## [Problem details]
Count the lines below that contain the word "this", and reply with that number alone.

** start Input material **

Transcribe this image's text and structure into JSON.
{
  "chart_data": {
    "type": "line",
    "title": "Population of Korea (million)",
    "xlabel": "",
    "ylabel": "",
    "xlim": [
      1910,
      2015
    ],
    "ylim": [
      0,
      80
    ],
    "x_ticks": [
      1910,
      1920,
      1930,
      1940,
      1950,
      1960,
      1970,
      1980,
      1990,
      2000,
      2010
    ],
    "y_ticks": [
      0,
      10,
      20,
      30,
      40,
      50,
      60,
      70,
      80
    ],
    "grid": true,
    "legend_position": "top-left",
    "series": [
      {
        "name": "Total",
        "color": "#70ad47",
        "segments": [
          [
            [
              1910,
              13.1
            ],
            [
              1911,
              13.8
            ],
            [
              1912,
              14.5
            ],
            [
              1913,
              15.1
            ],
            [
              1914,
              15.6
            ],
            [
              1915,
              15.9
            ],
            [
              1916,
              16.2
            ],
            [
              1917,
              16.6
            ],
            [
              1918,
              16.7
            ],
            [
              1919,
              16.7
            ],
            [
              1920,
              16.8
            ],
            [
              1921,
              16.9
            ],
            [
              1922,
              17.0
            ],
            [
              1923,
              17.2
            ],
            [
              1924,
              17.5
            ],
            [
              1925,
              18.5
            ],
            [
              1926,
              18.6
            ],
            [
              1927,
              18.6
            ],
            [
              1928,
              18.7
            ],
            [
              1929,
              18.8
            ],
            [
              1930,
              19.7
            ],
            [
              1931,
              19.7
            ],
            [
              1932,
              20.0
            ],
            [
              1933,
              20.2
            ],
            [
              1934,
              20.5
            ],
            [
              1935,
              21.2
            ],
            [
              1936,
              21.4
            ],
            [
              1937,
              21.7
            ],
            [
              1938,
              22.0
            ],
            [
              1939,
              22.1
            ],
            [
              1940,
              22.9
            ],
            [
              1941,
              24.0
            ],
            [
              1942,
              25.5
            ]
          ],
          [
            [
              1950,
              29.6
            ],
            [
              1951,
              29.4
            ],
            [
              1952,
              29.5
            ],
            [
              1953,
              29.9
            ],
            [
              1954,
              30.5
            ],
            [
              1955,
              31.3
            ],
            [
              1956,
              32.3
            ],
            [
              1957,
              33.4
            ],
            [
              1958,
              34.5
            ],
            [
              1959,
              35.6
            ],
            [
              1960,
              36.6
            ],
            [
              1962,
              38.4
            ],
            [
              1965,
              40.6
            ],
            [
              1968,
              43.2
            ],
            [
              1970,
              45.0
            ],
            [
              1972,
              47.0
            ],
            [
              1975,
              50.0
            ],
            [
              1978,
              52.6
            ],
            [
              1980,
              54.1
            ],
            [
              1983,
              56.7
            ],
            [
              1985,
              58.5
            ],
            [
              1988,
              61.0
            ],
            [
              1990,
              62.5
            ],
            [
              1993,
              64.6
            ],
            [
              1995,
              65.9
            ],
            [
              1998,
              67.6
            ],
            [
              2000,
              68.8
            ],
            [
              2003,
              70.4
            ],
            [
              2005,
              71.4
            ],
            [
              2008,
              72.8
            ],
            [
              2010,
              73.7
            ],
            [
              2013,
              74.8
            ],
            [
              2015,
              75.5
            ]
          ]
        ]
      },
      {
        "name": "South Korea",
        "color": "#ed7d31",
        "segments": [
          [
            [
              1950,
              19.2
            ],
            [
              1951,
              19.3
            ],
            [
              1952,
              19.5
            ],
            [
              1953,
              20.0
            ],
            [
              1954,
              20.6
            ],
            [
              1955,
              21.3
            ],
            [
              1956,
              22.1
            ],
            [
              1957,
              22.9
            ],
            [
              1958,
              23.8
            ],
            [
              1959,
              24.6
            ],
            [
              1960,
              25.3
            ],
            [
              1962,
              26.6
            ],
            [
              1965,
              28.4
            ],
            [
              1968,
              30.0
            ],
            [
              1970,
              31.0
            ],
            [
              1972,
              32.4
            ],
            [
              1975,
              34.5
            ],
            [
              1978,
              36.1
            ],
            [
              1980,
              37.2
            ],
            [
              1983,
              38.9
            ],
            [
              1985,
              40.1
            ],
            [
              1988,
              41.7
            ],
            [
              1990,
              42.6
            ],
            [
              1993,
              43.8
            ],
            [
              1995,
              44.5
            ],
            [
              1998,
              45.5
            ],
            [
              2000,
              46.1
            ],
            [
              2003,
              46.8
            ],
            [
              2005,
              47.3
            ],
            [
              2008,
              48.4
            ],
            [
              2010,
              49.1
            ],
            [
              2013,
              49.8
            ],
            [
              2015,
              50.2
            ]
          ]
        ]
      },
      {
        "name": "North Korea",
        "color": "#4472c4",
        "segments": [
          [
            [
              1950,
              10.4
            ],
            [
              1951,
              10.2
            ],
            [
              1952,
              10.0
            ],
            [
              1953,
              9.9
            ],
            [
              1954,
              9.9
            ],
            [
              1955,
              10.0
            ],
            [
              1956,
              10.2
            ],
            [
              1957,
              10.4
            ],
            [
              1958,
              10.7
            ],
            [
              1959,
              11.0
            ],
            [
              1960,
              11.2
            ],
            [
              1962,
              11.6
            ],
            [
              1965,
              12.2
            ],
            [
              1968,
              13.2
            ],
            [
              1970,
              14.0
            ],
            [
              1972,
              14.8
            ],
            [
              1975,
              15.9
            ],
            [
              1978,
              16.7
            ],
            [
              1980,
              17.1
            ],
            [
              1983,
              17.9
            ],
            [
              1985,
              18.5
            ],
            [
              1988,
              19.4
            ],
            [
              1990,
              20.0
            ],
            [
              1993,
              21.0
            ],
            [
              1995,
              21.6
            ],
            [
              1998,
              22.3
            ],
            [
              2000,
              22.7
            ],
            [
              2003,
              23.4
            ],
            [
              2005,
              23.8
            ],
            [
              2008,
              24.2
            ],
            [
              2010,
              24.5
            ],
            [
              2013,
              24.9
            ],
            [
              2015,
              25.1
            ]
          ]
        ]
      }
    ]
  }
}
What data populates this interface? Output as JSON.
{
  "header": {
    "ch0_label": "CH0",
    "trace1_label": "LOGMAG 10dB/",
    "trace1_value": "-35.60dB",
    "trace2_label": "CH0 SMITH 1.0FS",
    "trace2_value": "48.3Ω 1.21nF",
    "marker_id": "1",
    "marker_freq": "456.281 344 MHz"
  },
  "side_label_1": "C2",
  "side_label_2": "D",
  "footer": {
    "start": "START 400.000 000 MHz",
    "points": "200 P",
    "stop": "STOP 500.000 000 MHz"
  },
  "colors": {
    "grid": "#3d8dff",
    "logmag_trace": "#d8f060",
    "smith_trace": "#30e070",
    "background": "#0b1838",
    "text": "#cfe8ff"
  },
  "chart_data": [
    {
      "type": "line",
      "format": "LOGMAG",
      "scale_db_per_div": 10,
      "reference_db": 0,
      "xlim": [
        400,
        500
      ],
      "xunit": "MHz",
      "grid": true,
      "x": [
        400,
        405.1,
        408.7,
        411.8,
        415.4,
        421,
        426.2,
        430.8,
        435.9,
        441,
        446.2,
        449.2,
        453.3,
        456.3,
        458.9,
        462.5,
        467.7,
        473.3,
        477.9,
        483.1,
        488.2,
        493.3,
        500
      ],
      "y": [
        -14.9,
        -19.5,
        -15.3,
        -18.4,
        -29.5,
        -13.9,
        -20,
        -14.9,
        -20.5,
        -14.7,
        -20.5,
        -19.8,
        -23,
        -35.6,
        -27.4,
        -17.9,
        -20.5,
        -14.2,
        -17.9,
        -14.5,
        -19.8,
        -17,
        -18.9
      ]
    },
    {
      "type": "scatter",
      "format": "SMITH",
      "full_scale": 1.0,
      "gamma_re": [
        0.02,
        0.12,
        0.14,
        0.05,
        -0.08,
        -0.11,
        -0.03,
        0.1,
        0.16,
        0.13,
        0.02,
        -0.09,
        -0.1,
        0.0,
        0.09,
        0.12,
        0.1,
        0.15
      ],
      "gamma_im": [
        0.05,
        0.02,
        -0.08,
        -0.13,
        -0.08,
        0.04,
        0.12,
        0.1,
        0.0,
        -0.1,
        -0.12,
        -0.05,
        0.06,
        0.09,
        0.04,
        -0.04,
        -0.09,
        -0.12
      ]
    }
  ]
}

** end Input material **

## [Answer in full]
2